**THE EXERCISE**
Copy every line of the material below word for word.

**PROVIDED RECORDS**

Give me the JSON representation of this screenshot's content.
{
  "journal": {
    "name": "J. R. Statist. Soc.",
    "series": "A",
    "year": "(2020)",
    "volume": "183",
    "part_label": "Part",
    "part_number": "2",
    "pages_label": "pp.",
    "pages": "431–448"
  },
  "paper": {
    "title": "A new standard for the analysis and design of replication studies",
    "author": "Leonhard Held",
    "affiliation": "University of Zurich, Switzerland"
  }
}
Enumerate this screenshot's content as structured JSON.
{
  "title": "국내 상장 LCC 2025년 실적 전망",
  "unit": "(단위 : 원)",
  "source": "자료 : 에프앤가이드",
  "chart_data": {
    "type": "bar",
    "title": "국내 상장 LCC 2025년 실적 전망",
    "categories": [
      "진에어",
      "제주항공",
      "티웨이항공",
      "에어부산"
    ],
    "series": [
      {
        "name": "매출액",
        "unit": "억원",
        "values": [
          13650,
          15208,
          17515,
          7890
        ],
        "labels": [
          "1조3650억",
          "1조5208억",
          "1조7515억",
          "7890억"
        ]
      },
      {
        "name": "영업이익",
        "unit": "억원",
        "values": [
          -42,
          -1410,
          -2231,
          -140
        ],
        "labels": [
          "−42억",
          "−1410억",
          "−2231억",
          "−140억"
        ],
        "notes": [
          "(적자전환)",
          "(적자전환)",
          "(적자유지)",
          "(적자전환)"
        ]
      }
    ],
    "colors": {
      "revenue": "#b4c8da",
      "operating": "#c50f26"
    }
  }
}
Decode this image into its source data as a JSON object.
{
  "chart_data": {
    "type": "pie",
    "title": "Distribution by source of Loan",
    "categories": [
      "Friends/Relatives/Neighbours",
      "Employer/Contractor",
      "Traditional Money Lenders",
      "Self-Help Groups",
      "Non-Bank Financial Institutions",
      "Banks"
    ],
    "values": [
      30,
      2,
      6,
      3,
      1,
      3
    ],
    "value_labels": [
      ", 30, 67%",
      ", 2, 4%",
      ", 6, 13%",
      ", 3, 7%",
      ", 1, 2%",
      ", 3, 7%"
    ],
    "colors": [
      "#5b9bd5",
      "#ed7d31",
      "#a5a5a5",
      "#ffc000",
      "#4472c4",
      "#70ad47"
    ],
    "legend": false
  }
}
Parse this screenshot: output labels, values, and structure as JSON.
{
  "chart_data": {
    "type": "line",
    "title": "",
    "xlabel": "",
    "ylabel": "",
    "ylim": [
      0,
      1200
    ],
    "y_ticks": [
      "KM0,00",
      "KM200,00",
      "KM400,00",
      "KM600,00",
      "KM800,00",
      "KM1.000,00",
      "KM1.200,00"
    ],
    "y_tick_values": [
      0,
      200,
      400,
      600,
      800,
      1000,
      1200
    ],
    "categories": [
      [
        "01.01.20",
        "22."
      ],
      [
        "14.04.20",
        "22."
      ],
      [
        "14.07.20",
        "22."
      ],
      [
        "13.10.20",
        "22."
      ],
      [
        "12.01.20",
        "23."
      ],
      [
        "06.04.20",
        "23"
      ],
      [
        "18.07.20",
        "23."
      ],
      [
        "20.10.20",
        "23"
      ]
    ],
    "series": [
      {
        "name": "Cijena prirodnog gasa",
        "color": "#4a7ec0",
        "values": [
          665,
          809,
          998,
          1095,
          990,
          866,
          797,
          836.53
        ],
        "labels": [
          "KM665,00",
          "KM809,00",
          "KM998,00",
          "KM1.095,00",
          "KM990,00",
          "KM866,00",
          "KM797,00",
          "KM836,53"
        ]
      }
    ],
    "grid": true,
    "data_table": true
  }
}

**WRITTEN SOLUTION**
Give me the JSON representation of this screenshot's content.
{
  "journal": {
    "name": "J. R. Statist. Soc.",
    "series": "A",
    "year": "(2020)",
    "volume": "183",
    "part_label": "Part",
    "part_number": "2",
    "pages_label": "pp.",
    "pages": "431–448"
  },
  "paper": {
    "title": "A new standard for the analysis and design of replication studies",
    "author": "Leonhard Held",
    "affiliation": "University of Zurich, Switzerland"
  }
}
Enumerate this screenshot's content as structured JSON.
{
  "title": "국내 상장 LCC 2025년 실적 전망",
  "unit": "(단위 : 원)",
  "source": "자료 : 에프앤가이드",
  "chart_data": {
    "type": "bar",
    "title": "국내 상장 LCC 2025년 실적 전망",
    "categories": [
      "진에어",
      "제주항공",
      "티웨이항공",
      "에어부산"
    ],
    "series": [
      {
        "name": "매출액",
        "unit": "억원",
        "values": [
          13650,
          15208,
          17515,
          7890
        ],
        "labels": [
          "1조3650억",
          "1조5208억",
          "1조7515억",
          "7890억"
        ]
      },
      {
        "name": "영업이익",
        "unit": "억원",
        "values": [
          -42,
          -1410,
          -2231,
          -140
        ],
        "labels": [
          "−42억",
          "−1410억",
          "−2231억",
          "−140억"
        ],
        "notes": [
          "(적자전환)",
          "(적자전환)",
          "(적자유지)",
          "(적자전환)"
        ]
      }
    ],
    "colors": {
      "revenue": "#b4c8da",
      "operating": "#c50f26"
    }
  }
}
Decode this image into its source data as a JSON object.
{
  "chart_data": {
    "type": "pie",
    "title": "Distribution by source of Loan",
    "categories": [
      "Friends/Relatives/Neighbours",
      "Employer/Contractor",
      "Traditional Money Lenders",
      "Self-Help Groups",
      "Non-Bank Financial Institutions",
      "Banks"
    ],
    "values": [
      30,
      2,
      6,
      3,
      1,
      3
    ],
    "value_labels": [
      ", 30, 67%",
      ", 2, 4%",
      ", 6, 13%",
      ", 3, 7%",
      ", 1, 2%",
      ", 3, 7%"
    ],
    "colors": [
      "#5b9bd5",
      "#ed7d31",
      "#a5a5a5",
      "#ffc000",
      "#4472c4",
      "#70ad47"
    ],
    "legend": false
  }
}
Parse this screenshot: output labels, values, and structure as JSON.
{
  "chart_data": {
    "type": "line",
    "title": "",
    "xlabel": "",
    "ylabel": "",
    "ylim": [
      0,
      1200
    ],
    "y_ticks": [
      "KM0,00",
      "KM200,00",
      "KM400,00",
      "KM600,00",
      "KM800,00",
      "KM1.000,00",
      "KM1.200,00"
    ],
    "y_tick_values": [
      0,
      200,
      400,
      600,
      800,
      1000,
      1200
    ],
    "categories": [
      [
        "01.01.20",
        "22."
      ],
      [
        "14.04.20",
        "22."
      ],
      [
        "14.07.20",
        "22."
      ],
      [
        "13.10.20",
        "22."
      ],
      [
        "12.01.20",
        "23."
      ],
      [
        "06.04.20",
        "23"
      ],
      [
        "18.07.20",
        "23."
      ],
      [
        "20.10.20",
        "23"
      ]
    ],
    "series": [
      {
        "name": "Cijena prirodnog gasa",
        "color": "#4a7ec0",
        "values": [
          665,
          809,
          998,
          1095,
          990,
          866,
          797,
          836.53
        ],
        "labels": [
          "KM665,00",
          "KM809,00",
          "KM998,00",
          "KM1.095,00",
          "KM990,00",
          "KM866,00",
          "KM797,00",
          "KM836,53"
        ]
      }
    ],
    "grid": true,
    "data_table": true
  }
}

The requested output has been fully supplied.